▶ _RECORD SET_:
• • •

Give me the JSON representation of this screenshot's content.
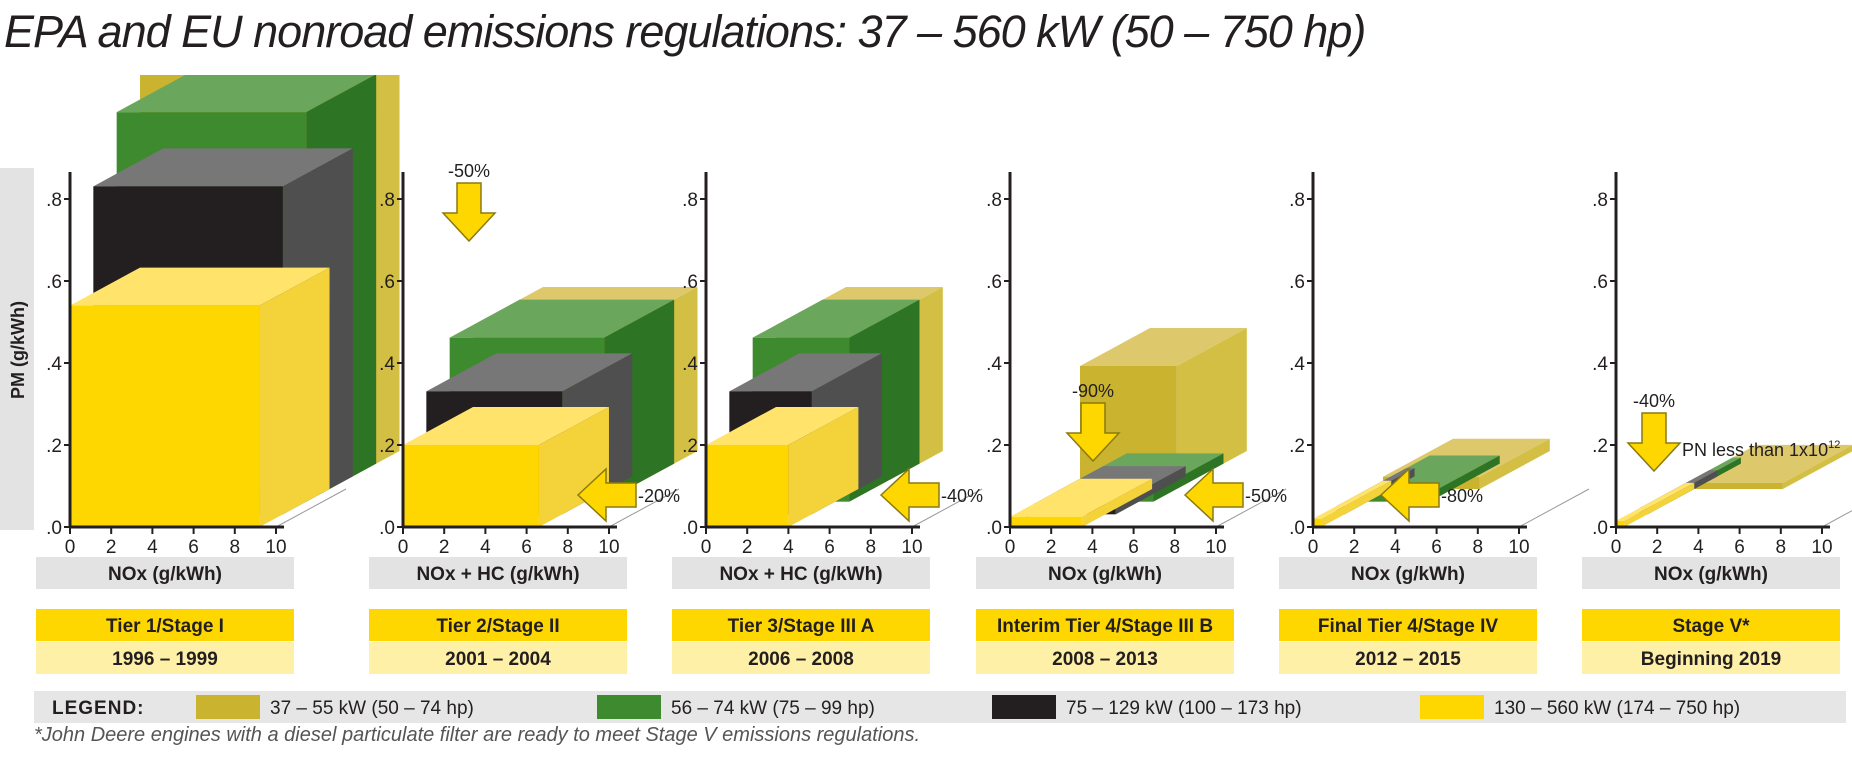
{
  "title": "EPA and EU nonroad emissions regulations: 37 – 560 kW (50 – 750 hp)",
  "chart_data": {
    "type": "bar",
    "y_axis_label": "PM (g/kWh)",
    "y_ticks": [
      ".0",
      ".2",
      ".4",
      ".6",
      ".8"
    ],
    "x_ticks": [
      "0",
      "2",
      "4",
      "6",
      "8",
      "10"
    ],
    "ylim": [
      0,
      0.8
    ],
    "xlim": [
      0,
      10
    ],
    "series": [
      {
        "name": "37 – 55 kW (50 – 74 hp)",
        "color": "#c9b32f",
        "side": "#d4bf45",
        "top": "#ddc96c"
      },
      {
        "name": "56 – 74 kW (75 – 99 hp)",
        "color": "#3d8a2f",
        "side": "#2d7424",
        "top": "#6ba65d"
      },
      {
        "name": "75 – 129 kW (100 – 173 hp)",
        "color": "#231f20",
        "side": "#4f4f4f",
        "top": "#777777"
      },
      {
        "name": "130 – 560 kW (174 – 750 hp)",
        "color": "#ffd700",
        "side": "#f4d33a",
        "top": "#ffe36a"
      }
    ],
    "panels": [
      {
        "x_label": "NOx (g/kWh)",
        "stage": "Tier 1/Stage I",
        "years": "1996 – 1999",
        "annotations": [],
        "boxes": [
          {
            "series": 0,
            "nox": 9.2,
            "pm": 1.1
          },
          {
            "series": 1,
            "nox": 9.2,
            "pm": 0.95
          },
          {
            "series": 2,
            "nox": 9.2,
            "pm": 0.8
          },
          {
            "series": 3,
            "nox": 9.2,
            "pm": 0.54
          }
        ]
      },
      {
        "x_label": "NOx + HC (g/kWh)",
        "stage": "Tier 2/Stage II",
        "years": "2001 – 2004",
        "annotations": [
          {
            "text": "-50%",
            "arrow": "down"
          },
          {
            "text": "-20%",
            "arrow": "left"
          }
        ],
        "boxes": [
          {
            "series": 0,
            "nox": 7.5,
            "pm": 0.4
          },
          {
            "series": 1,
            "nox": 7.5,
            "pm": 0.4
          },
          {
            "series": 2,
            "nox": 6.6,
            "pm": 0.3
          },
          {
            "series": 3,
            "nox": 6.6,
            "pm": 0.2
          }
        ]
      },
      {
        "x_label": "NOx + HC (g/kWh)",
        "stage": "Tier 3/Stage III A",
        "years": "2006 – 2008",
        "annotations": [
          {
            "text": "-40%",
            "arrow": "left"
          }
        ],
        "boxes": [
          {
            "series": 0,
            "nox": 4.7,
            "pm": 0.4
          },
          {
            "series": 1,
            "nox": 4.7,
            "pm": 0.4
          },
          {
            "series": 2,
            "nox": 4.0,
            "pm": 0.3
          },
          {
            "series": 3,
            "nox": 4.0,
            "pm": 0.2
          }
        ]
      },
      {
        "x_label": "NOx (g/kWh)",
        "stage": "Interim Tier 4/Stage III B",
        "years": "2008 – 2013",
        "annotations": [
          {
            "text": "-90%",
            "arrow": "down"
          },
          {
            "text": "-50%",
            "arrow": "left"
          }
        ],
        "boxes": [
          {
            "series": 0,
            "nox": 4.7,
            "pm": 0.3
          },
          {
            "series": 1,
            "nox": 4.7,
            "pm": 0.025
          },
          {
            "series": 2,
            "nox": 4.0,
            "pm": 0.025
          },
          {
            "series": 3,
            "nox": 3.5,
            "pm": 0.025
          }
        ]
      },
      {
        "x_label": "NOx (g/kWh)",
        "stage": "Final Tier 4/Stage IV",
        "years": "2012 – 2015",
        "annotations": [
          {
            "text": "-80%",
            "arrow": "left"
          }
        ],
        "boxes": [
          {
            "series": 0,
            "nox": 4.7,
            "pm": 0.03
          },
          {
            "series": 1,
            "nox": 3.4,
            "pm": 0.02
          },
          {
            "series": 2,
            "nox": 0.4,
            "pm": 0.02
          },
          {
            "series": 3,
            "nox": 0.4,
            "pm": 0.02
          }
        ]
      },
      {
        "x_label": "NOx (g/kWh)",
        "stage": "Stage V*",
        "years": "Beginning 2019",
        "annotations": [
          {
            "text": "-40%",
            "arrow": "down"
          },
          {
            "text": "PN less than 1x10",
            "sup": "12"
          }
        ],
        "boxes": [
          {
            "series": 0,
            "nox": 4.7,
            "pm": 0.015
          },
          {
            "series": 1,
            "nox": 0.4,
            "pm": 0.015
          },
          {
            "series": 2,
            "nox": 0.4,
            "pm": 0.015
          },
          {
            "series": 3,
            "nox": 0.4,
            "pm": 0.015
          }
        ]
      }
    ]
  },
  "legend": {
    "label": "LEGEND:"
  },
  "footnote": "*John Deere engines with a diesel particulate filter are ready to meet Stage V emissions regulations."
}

• • •

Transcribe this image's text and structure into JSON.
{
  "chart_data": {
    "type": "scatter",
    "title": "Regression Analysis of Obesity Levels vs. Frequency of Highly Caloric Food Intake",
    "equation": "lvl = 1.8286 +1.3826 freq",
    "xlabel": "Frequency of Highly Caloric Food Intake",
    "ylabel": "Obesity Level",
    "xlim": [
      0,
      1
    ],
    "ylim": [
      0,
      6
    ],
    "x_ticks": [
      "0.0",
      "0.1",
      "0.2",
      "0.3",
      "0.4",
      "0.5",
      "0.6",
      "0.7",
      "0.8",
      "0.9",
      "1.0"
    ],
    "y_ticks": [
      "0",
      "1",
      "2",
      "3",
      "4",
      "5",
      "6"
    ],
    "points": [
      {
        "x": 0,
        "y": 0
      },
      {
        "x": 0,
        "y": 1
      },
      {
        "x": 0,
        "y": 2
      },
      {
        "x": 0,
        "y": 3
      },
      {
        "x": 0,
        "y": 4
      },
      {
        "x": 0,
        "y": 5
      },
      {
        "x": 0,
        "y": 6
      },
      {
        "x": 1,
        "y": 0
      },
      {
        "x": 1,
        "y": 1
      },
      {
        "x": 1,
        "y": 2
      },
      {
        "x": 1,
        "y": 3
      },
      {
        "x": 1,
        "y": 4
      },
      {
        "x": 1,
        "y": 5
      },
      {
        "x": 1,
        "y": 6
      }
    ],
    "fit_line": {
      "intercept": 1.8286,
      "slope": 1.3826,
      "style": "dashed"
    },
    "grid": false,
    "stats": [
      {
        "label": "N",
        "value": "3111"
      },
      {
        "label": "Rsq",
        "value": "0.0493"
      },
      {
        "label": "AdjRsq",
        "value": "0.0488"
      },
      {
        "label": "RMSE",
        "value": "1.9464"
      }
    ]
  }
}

• • •

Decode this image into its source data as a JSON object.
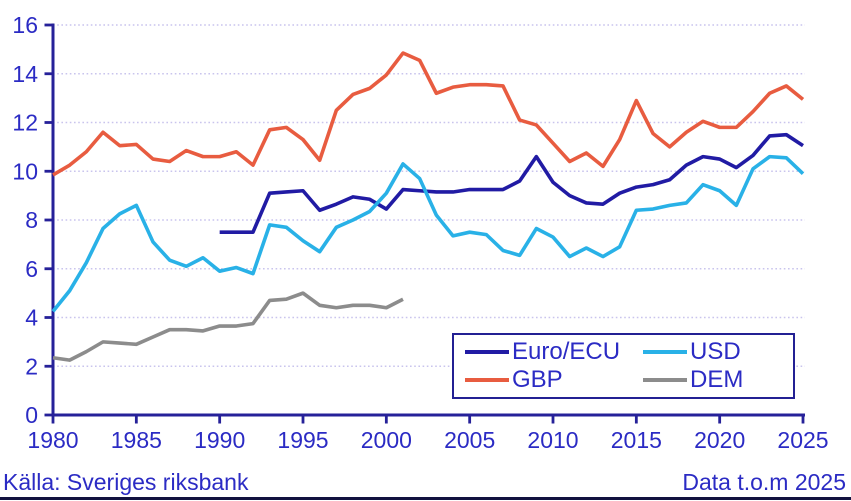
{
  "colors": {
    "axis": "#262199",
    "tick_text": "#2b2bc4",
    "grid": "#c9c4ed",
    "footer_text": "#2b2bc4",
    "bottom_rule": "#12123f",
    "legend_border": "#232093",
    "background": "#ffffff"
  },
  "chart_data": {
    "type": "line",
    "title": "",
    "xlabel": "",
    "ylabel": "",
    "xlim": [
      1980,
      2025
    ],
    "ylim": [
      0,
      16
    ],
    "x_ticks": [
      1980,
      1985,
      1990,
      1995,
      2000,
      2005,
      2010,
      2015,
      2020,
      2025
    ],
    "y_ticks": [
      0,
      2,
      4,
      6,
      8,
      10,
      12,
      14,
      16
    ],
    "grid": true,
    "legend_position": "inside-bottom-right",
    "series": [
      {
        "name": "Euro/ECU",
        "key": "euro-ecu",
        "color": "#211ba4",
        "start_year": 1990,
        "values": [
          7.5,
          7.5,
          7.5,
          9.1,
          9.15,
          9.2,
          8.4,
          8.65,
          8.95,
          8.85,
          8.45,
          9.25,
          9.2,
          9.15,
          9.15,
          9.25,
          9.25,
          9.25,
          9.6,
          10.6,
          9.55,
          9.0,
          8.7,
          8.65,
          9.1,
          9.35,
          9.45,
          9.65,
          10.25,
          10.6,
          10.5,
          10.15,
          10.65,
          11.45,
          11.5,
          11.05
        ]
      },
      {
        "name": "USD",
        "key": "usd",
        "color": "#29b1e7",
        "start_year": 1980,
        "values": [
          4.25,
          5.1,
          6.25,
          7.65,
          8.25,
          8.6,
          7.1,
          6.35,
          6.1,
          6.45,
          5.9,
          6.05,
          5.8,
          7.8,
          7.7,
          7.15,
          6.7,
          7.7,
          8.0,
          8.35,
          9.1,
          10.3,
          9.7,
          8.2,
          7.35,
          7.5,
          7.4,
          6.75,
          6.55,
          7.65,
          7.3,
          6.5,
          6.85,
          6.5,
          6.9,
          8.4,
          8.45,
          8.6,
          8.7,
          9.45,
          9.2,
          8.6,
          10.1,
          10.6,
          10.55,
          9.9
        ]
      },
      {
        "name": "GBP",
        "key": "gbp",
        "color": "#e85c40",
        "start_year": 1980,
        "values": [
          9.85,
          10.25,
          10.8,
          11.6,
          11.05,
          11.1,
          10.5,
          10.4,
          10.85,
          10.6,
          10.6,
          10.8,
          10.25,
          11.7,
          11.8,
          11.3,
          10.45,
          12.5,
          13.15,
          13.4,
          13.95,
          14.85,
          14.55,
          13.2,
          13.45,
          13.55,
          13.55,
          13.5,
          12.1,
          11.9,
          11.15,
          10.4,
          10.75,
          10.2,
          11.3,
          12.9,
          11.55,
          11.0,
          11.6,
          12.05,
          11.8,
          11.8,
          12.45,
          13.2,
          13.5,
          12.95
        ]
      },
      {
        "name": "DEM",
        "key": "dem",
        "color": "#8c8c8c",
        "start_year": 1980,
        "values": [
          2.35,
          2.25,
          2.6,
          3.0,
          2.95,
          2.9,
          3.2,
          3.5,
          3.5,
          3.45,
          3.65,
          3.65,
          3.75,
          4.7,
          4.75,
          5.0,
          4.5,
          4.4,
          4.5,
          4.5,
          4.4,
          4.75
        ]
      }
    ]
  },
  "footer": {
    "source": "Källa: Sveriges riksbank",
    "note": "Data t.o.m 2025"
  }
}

• • •

▶ _REQUIREMENTS_: Go through the listing above line by line and say how many lines hold the word "Tier". Reply with that number only.

▶ _TASK RESPONSE_: 5